Copy every line in which the string "доходов" occurs.

━━━ RECORDS FOR THE TASK ━━━

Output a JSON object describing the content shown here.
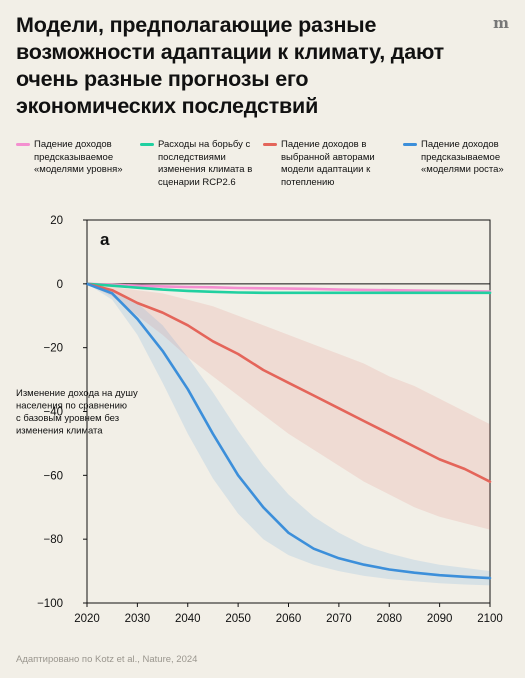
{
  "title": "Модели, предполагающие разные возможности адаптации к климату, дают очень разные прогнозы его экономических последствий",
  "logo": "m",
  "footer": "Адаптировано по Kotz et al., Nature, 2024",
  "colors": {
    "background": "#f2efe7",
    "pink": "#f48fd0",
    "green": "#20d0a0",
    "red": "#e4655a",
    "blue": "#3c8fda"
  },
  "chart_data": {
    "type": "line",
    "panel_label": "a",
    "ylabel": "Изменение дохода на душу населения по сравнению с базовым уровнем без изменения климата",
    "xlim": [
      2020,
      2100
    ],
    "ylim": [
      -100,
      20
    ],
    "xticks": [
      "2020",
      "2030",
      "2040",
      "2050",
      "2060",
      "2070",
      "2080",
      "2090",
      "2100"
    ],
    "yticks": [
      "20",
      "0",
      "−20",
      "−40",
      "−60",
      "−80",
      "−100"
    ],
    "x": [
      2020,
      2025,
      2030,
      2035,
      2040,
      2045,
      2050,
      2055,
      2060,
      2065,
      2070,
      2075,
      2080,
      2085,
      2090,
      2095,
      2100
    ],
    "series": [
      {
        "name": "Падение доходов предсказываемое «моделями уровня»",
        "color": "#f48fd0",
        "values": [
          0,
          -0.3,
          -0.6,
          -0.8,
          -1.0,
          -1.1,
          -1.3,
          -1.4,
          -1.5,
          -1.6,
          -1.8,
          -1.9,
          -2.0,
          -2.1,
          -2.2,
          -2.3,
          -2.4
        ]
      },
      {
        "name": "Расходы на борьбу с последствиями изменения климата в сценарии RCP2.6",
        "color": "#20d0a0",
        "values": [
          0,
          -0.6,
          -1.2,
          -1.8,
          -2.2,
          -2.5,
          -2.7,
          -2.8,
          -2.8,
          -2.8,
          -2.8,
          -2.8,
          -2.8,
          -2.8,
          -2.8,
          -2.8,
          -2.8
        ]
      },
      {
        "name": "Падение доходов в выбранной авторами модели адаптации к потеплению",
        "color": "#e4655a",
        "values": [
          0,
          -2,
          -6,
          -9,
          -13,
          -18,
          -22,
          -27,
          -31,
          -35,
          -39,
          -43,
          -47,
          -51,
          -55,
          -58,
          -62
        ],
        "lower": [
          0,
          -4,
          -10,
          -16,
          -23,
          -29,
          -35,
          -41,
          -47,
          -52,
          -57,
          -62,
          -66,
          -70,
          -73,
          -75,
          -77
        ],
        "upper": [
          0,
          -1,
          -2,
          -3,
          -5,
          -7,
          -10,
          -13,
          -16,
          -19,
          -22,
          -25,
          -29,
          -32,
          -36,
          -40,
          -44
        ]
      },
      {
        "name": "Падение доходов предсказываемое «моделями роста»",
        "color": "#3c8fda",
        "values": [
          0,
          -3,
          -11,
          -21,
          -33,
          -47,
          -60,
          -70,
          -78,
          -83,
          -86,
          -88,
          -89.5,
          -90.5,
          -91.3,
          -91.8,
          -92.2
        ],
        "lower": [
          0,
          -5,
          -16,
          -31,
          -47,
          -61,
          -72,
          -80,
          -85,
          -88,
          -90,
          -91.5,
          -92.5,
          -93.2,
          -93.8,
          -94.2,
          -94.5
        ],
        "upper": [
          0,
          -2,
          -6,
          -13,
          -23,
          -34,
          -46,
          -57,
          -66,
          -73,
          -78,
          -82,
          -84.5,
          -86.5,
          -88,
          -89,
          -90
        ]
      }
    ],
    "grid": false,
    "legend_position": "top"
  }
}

━━━

RESULT
        "name": "Падение доходов предсказываемое «моделями уровня»",
        "name": "Падение доходов в выбранной авторами модели адаптации к потеплению",
        "name": "Падение доходов предсказываемое «моделями роста»",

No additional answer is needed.